Text segment.
-- BEGIN --
Dec 31 2009

The In and Out of SOA

With their enterprise architectures as groundwork, agencies look to service-oriented architecture as a way to expose and exchange data from disparate systems — again and again.

Every day at the nation's ports, Customs and Border Protection agents typically make 135 arrests, confiscate 2,300 pounds of narcotics and contraband, refuse 1,200 people seeking to enter the country, seize 200 fraudulent documents and nab 50 criminal aliens. They do this while monitoring the daily arrival into the country of 65,000 truck, air and sea containers, 75,000 people, 1 million trucks, 2,600 aircraft and 365,000 vehicles.

To keep up this pace, the agents need access to a lot of data and from many different sources, both from within the Homeland Security Department and from other federal and state agencies. It's a mammoth challenge, but one that DHS officials hope to make easier — and speedier — through the use of service-oriented architecture and Web services.

It's no secret that government efforts to eliminate data silos, integrate systems or share data have had mixed and limited success. The diversity of operating systems, programming languages, hardware and network architectures has discouraged many agencies from contemplating sweeping integration projects because they require expensive and time-consuming upgrades of legacy systems. SOA, admittedly just now emerging from its hype phase, could enable data connectivity without the need to lay hands on the underlying applications.
-- END --
Instruction 1.
According to the SOA article, how many people seeking to enter the country do Customs and Border Protection agents typically refuse each day?
Instruction 2.
Translate this sentence from the SOA article into Spanish: "It's a mammoth challenge, but one that DHS officials hope to make easier — and speedier — through the use of service-oriented architecture and Web services."
Instruction 3.
Reproduce everything in the SOA article from "It's no secret" down to "the underlying applications.", swapping "legacy systems" for "older systems".

Stored rows.
-- BEGIN --
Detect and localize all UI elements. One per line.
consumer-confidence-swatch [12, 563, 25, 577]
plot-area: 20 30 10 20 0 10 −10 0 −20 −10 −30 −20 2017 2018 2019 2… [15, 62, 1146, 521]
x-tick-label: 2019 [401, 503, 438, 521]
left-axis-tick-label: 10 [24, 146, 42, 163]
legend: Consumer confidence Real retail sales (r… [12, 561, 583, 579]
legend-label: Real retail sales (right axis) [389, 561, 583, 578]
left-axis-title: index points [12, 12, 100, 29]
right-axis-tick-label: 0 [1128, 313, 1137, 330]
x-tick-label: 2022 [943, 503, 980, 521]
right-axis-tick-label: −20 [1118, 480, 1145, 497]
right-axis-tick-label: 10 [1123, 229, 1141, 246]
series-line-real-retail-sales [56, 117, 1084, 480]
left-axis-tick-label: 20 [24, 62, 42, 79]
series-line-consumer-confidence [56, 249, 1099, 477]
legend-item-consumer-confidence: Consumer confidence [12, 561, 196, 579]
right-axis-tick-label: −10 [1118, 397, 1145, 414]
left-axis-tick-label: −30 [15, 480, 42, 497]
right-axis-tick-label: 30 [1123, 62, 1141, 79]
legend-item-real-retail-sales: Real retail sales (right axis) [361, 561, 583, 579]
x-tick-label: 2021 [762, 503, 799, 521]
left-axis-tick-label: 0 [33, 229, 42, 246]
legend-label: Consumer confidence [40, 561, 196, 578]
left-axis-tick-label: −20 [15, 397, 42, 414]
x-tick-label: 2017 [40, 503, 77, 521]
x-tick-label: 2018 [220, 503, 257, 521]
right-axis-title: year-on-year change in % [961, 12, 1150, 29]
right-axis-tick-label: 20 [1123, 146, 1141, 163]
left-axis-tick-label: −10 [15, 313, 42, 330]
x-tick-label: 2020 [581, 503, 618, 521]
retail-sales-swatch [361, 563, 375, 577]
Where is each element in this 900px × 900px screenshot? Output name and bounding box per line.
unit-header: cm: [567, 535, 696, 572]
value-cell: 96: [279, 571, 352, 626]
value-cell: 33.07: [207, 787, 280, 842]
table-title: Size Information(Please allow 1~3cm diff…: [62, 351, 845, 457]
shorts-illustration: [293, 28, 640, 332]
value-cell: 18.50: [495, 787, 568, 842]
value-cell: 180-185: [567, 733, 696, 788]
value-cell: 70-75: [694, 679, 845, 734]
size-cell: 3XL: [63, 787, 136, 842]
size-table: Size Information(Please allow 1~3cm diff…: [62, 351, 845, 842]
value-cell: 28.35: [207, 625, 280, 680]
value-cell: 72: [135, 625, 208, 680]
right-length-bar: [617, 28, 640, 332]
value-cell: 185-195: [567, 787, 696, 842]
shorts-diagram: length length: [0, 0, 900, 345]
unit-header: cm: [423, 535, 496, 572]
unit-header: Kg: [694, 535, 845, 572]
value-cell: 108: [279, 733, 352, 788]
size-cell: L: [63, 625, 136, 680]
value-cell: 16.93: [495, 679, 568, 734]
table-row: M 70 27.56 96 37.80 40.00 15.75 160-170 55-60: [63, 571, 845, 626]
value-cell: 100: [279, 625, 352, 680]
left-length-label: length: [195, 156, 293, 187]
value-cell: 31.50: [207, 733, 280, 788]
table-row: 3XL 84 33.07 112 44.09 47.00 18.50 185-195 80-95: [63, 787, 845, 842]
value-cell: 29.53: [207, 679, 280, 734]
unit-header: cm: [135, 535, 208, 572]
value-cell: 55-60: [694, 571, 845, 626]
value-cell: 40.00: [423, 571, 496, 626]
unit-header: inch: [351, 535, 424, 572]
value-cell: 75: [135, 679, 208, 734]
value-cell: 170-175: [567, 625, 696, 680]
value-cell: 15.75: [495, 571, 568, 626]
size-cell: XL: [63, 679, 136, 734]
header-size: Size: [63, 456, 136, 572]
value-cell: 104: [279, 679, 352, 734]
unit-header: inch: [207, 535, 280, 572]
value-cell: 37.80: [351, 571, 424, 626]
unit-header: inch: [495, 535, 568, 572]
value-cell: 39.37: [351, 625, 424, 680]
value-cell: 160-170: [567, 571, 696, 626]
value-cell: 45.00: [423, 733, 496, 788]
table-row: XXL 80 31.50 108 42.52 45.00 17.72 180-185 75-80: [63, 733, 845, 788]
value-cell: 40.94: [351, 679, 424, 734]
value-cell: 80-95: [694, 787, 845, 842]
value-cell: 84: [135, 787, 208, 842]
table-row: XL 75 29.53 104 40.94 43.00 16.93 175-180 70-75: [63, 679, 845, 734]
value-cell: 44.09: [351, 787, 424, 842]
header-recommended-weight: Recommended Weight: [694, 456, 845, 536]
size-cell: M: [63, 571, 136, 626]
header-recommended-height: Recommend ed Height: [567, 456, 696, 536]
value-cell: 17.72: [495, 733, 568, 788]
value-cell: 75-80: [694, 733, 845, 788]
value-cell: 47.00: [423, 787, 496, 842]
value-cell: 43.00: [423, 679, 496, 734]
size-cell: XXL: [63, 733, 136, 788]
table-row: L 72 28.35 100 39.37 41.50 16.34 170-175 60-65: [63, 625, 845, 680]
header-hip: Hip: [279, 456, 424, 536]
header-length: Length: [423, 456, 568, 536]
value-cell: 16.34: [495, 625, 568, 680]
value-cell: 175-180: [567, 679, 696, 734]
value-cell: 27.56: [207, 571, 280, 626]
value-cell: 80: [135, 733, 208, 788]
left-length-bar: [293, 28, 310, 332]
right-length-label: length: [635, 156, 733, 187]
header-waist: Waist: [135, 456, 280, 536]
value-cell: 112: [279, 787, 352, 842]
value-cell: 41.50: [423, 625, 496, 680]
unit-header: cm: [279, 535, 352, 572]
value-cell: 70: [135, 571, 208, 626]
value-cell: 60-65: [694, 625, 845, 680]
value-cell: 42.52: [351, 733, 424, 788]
-- END --
Finished answer 1.
1,200

Finished answer 2.
Es un desafío gigantesco, pero uno que los funcionarios del DHS esperan hacer más fácil —y más rápido— mediante el uso de la arquitectura orientada a servicios y los servicios web.

Finished answer 3.
It's no secret that government efforts to eliminate data silos, integrate systems or share data have had mixed and limited success. The diversity of operating systems, programming languages, hardware and network architectures has discouraged many agencies from contemplating sweeping integration projects because they require expensive and time-consuming upgrades of older systems. SOA, admittedly just now emerging from its hype phase, could enable data connectivity without the need to lay hands on the underlying applications.